--- Provided entries ---
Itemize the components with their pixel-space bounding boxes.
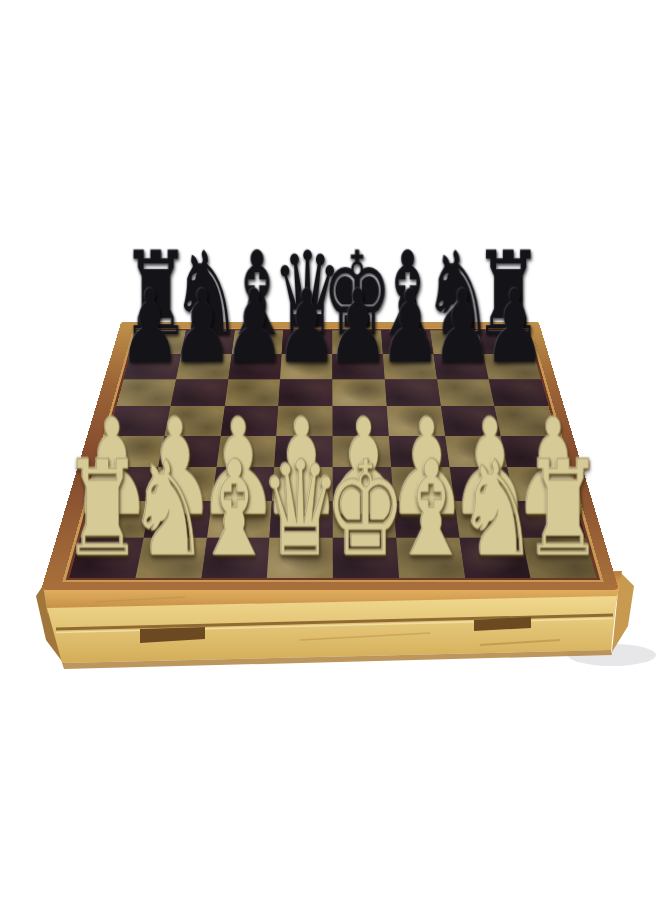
---
--- Provided entries ---
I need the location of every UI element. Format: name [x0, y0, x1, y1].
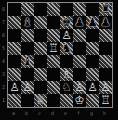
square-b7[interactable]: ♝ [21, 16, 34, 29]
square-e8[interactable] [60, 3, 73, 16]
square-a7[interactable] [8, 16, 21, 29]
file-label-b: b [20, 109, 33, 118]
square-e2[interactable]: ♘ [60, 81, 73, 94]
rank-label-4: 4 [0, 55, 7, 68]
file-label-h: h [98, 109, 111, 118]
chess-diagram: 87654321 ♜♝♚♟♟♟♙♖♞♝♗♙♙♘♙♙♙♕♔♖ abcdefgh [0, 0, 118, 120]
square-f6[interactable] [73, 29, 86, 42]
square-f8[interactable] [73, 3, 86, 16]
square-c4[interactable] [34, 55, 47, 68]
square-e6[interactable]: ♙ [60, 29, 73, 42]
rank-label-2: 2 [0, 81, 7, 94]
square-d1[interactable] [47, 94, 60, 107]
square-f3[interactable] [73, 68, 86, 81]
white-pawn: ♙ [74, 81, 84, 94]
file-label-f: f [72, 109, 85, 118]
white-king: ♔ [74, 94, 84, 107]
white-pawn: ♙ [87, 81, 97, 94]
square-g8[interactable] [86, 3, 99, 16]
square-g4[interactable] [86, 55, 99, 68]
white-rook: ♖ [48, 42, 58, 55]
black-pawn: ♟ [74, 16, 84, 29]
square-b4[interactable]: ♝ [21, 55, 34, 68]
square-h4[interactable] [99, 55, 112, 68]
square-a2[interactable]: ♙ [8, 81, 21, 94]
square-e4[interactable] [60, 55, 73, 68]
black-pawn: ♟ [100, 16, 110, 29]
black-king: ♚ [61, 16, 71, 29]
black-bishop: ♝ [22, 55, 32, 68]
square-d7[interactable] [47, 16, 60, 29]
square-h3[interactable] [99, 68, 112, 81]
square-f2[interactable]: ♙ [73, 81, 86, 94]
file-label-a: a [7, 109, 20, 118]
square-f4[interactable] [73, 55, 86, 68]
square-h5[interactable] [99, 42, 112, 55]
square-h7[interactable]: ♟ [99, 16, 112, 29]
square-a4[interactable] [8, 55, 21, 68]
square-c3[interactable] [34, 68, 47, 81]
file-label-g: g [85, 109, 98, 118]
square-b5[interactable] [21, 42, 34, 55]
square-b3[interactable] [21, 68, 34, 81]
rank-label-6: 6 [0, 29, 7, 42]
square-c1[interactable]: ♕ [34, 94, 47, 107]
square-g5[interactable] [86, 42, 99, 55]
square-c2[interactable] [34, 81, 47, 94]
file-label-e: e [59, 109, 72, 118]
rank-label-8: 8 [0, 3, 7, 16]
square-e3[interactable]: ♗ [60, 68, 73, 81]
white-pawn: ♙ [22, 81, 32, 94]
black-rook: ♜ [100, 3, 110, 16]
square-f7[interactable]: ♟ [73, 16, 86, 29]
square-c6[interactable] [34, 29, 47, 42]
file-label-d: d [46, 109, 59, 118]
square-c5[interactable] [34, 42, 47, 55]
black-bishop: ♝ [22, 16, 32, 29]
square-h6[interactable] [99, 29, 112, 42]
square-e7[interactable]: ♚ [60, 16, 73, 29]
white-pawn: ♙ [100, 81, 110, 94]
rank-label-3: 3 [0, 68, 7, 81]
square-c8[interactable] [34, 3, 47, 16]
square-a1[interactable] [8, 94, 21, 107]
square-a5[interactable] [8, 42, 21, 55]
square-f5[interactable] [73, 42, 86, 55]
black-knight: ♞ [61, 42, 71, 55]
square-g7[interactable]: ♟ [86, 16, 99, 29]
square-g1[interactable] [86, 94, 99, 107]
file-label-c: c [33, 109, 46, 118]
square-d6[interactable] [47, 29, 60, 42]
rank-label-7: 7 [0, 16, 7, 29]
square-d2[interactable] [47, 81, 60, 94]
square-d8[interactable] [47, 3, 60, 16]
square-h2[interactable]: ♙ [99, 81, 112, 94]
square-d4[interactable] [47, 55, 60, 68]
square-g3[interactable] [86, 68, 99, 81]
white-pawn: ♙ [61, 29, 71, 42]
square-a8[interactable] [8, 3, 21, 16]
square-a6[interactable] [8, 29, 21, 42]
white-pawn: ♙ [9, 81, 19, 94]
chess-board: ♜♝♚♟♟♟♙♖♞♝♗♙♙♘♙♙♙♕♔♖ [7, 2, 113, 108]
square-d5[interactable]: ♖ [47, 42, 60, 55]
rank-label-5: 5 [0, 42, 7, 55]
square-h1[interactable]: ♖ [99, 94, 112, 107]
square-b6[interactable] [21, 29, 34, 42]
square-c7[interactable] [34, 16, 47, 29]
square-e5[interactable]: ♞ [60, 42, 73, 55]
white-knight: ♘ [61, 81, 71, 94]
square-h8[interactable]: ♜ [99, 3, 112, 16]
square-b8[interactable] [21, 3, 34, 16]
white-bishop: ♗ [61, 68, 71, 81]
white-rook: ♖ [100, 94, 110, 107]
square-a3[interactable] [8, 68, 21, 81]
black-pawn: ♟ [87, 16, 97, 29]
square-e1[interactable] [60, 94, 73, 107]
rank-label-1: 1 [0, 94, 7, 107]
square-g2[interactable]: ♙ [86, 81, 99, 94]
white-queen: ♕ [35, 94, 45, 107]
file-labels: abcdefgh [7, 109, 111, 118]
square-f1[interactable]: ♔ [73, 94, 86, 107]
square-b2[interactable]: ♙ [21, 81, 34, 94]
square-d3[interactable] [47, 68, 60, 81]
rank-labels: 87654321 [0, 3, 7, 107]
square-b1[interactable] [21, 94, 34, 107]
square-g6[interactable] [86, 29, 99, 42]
---
--- Provided entries ---
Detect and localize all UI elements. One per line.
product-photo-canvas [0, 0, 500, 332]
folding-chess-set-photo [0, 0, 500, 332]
---
Exercise
Rewrite the rows from the line with "I need the location" up to and including the line with "square-f7[interactable]: ♟ [73, 16, 86, 29]", changing "interactable" to "selectable" and leaving everything else unchanged. Leave the pictures out of your answer.

Result
I need the location of every UI element. Format: name [x0, y0, x1, y1].
square-b7[selectable]: ♝ [21, 16, 34, 29]
square-e8[selectable] [60, 3, 73, 16]
square-a7[selectable] [8, 16, 21, 29]
file-label-b: b [20, 109, 33, 118]
square-e2[selectable]: ♘ [60, 81, 73, 94]
rank-label-4: 4 [0, 55, 7, 68]
file-label-h: h [98, 109, 111, 118]
chess-diagram: 87654321 ♜♝♚♟♟♟♙♖♞♝♗♙♙♘♙♙♙♕♔♖ abcdefgh [0, 0, 118, 120]
square-f6[selectable] [73, 29, 86, 42]
square-f8[selectable] [73, 3, 86, 16]
square-c4[selectable] [34, 55, 47, 68]
square-e6[selectable]: ♙ [60, 29, 73, 42]
rank-label-2: 2 [0, 81, 7, 94]
square-d1[selectable] [47, 94, 60, 107]
square-f3[selectable] [73, 68, 86, 81]
white-pawn: ♙ [74, 81, 84, 94]
file-label-f: f [72, 109, 85, 118]
white-king: ♔ [74, 94, 84, 107]
white-pawn: ♙ [87, 81, 97, 94]
square-g8[selectable] [86, 3, 99, 16]
square-g4[selectable] [86, 55, 99, 68]
white-rook: ♖ [48, 42, 58, 55]
black-pawn: ♟ [74, 16, 84, 29]
square-b4[selectable]: ♝ [21, 55, 34, 68]
square-h4[selectable] [99, 55, 112, 68]
square-a2[selectable]: ♙ [8, 81, 21, 94]
square-e4[selectable] [60, 55, 73, 68]
black-pawn: ♟ [100, 16, 110, 29]
black-king: ♚ [61, 16, 71, 29]
black-bishop: ♝ [22, 55, 32, 68]
square-d7[selectable] [47, 16, 60, 29]
square-h3[selectable] [99, 68, 112, 81]
square-f2[selectable]: ♙ [73, 81, 86, 94]
file-label-a: a [7, 109, 20, 118]
square-f4[selectable] [73, 55, 86, 68]
square-h5[selectable] [99, 42, 112, 55]
square-h7[selectable]: ♟ [99, 16, 112, 29]
square-a4[selectable] [8, 55, 21, 68]
square-c3[selectable] [34, 68, 47, 81]
file-label-g: g [85, 109, 98, 118]
square-b5[selectable] [21, 42, 34, 55]
square-b3[selectable] [21, 68, 34, 81]
rank-label-6: 6 [0, 29, 7, 42]
square-c1[selectable]: ♕ [34, 94, 47, 107]
square-g5[selectable] [86, 42, 99, 55]
square-c2[selectable] [34, 81, 47, 94]
file-label-e: e [59, 109, 72, 118]
rank-label-8: 8 [0, 3, 7, 16]
square-e3[selectable]: ♗ [60, 68, 73, 81]
white-pawn: ♙ [22, 81, 32, 94]
black-rook: ♜ [100, 3, 110, 16]
square-f7[selectable]: ♟ [73, 16, 86, 29]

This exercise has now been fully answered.